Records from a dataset
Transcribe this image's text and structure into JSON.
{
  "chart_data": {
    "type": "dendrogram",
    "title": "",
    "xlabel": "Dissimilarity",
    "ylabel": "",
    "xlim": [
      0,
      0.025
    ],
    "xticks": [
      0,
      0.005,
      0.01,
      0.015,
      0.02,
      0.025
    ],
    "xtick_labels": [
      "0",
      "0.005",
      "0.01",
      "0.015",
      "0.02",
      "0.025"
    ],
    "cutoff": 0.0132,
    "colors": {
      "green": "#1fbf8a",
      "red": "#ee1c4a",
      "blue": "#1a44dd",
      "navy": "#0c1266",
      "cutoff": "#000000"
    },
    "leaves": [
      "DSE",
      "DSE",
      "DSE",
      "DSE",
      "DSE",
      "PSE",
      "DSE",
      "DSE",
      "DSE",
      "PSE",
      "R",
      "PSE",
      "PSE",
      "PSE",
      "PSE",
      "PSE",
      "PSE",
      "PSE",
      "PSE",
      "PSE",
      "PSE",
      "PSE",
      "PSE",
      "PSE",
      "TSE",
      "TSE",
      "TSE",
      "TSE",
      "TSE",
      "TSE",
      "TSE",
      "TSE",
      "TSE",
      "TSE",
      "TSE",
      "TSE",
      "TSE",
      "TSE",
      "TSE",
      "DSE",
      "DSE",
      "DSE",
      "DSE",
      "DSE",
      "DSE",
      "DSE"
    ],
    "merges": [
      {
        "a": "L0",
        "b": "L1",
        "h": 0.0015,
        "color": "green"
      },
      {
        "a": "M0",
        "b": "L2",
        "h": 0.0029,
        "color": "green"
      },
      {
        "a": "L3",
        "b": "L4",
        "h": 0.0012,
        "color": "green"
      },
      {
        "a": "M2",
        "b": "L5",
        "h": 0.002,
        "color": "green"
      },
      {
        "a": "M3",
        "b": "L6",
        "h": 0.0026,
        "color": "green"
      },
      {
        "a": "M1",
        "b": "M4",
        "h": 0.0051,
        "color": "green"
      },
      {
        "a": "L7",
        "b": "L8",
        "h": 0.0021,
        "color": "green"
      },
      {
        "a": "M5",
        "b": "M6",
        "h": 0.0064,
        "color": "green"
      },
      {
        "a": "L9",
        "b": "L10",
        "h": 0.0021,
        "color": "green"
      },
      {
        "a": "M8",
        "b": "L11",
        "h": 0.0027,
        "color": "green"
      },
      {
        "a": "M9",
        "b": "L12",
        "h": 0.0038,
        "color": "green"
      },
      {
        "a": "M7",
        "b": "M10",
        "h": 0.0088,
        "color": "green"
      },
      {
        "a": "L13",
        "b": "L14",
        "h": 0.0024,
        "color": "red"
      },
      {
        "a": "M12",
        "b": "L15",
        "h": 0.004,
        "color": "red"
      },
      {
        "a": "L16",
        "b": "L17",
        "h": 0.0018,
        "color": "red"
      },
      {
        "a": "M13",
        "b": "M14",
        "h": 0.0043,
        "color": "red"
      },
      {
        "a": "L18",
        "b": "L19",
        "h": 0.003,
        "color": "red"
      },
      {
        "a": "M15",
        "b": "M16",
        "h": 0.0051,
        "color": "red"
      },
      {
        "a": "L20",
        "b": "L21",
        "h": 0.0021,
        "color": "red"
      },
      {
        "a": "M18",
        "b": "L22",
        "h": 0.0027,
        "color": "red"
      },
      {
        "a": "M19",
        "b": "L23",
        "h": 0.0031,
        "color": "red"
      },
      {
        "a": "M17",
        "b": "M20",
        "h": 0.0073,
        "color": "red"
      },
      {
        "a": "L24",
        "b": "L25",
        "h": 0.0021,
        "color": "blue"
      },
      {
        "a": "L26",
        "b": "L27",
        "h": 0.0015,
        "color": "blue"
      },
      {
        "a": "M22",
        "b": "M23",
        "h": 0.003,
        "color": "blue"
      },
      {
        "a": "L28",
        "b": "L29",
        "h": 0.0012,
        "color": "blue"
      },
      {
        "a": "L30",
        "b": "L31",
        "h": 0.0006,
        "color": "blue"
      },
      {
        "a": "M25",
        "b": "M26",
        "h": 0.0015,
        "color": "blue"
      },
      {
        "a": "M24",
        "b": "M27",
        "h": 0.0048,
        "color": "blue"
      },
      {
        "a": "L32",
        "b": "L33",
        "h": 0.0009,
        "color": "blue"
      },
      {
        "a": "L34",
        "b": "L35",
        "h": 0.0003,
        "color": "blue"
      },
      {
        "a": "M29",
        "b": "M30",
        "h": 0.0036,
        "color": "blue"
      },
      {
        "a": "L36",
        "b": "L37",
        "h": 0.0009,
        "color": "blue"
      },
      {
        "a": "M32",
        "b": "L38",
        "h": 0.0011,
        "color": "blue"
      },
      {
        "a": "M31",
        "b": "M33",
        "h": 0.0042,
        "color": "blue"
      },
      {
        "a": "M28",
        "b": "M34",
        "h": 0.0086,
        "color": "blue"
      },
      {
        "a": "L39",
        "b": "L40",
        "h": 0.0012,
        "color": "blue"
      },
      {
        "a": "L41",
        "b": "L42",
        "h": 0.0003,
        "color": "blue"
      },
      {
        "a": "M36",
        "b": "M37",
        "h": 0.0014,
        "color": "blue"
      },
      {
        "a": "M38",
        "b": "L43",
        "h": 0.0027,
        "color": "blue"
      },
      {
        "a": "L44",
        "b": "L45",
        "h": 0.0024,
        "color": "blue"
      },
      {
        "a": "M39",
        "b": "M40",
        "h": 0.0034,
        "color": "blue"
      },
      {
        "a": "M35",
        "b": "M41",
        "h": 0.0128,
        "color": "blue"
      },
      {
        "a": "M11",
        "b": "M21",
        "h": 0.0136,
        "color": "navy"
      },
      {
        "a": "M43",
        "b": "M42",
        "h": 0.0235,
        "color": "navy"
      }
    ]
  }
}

* [Problem to work on]: What do the records say? Quote them all exactly.

* [Output of the task]:
Transcribe this image's text and structure into JSON.
{
  "chart_data": {
    "type": "dendrogram",
    "title": "",
    "xlabel": "Dissimilarity",
    "ylabel": "",
    "xlim": [
      0,
      0.025
    ],
    "xticks": [
      0,
      0.005,
      0.01,
      0.015,
      0.02,
      0.025
    ],
    "xtick_labels": [
      "0",
      "0.005",
      "0.01",
      "0.015",
      "0.02",
      "0.025"
    ],
    "cutoff": 0.0132,
    "colors": {
      "green": "#1fbf8a",
      "red": "#ee1c4a",
      "blue": "#1a44dd",
      "navy": "#0c1266",
      "cutoff": "#000000"
    },
    "leaves": [
      "DSE",
      "DSE",
      "DSE",
      "DSE",
      "DSE",
      "PSE",
      "DSE",
      "DSE",
      "DSE",
      "PSE",
      "R",
      "PSE",
      "PSE",
      "PSE",
      "PSE",
      "PSE",
      "PSE",
      "PSE",
      "PSE",
      "PSE",
      "PSE",
      "PSE",
      "PSE",
      "PSE",
      "TSE",
      "TSE",
      "TSE",
      "TSE",
      "TSE",
      "TSE",
      "TSE",
      "TSE",
      "TSE",
      "TSE",
      "TSE",
      "TSE",
      "TSE",
      "TSE",
      "TSE",
      "DSE",
      "DSE",
      "DSE",
      "DSE",
      "DSE",
      "DSE",
      "DSE"
    ],
    "merges": [
      {
        "a": "L0",
        "b": "L1",
        "h": 0.0015,
        "color": "green"
      },
      {
        "a": "M0",
        "b": "L2",
        "h": 0.0029,
        "color": "green"
      },
      {
        "a": "L3",
        "b": "L4",
        "h": 0.0012,
        "color": "green"
      },
      {
        "a": "M2",
        "b": "L5",
        "h": 0.002,
        "color": "green"
      },
      {
        "a": "M3",
        "b": "L6",
        "h": 0.0026,
        "color": "green"
      },
      {
        "a": "M1",
        "b": "M4",
        "h": 0.0051,
        "color": "green"
      },
      {
        "a": "L7",
        "b": "L8",
        "h": 0.0021,
        "color": "green"
      },
      {
        "a": "M5",
        "b": "M6",
        "h": 0.0064,
        "color": "green"
      },
      {
        "a": "L9",
        "b": "L10",
        "h": 0.0021,
        "color": "green"
      },
      {
        "a": "M8",
        "b": "L11",
        "h": 0.0027,
        "color": "green"
      },
      {
        "a": "M9",
        "b": "L12",
        "h": 0.0038,
        "color": "green"
      },
      {
        "a": "M7",
        "b": "M10",
        "h": 0.0088,
        "color": "green"
      },
      {
        "a": "L13",
        "b": "L14",
        "h": 0.0024,
        "color": "red"
      },
      {
        "a": "M12",
        "b": "L15",
        "h": 0.004,
        "color": "red"
      },
      {
        "a": "L16",
        "b": "L17",
        "h": 0.0018,
        "color": "red"
      },
      {
        "a": "M13",
        "b": "M14",
        "h": 0.0043,
        "color": "red"
      },
      {
        "a": "L18",
        "b": "L19",
        "h": 0.003,
        "color": "red"
      },
      {
        "a": "M15",
        "b": "M16",
        "h": 0.0051,
        "color": "red"
      },
      {
        "a": "L20",
        "b": "L21",
        "h": 0.0021,
        "color": "red"
      },
      {
        "a": "M18",
        "b": "L22",
        "h": 0.0027,
        "color": "red"
      },
      {
        "a": "M19",
        "b": "L23",
        "h": 0.0031,
        "color": "red"
      },
      {
        "a": "M17",
        "b": "M20",
        "h": 0.0073,
        "color": "red"
      },
      {
        "a": "L24",
        "b": "L25",
        "h": 0.0021,
        "color": "blue"
      },
      {
        "a": "L26",
        "b": "L27",
        "h": 0.0015,
        "color": "blue"
      },
      {
        "a": "M22",
        "b": "M23",
        "h": 0.003,
        "color": "blue"
      },
      {
        "a": "L28",
        "b": "L29",
        "h": 0.0012,
        "color": "blue"
      },
      {
        "a": "L30",
        "b": "L31",
        "h": 0.0006,
        "color": "blue"
      },
      {
        "a": "M25",
        "b": "M26",
        "h": 0.0015,
        "color": "blue"
      },
      {
        "a": "M24",
        "b": "M27",
        "h": 0.0048,
        "color": "blue"
      },
      {
        "a": "L32",
        "b": "L33",
        "h": 0.0009,
        "color": "blue"
      },
      {
        "a": "L34",
        "b": "L35",
        "h": 0.0003,
        "color": "blue"
      },
      {
        "a": "M29",
        "b": "M30",
        "h": 0.0036,
        "color": "blue"
      },
      {
        "a": "L36",
        "b": "L37",
        "h": 0.0009,
        "color": "blue"
      },
      {
        "a": "M32",
        "b": "L38",
        "h": 0.0011,
        "color": "blue"
      },
      {
        "a": "M31",
        "b": "M33",
        "h": 0.0042,
        "color": "blue"
      },
      {
        "a": "M28",
        "b": "M34",
        "h": 0.0086,
        "color": "blue"
      },
      {
        "a": "L39",
        "b": "L40",
        "h": 0.0012,
        "color": "blue"
      },
      {
        "a": "L41",
        "b": "L42",
        "h": 0.0003,
        "color": "blue"
      },
      {
        "a": "M36",
        "b": "M37",
        "h": 0.0014,
        "color": "blue"
      },
      {
        "a": "M38",
        "b": "L43",
        "h": 0.0027,
        "color": "blue"
      },
      {
        "a": "L44",
        "b": "L45",
        "h": 0.0024,
        "color": "blue"
      },
      {
        "a": "M39",
        "b": "M40",
        "h": 0.0034,
        "color": "blue"
      },
      {
        "a": "M35",
        "b": "M41",
        "h": 0.0128,
        "color": "blue"
      },
      {
        "a": "M11",
        "b": "M21",
        "h": 0.0136,
        "color": "navy"
      },
      {
        "a": "M43",
        "b": "M42",
        "h": 0.0235,
        "color": "navy"
      }
    ]
  }
}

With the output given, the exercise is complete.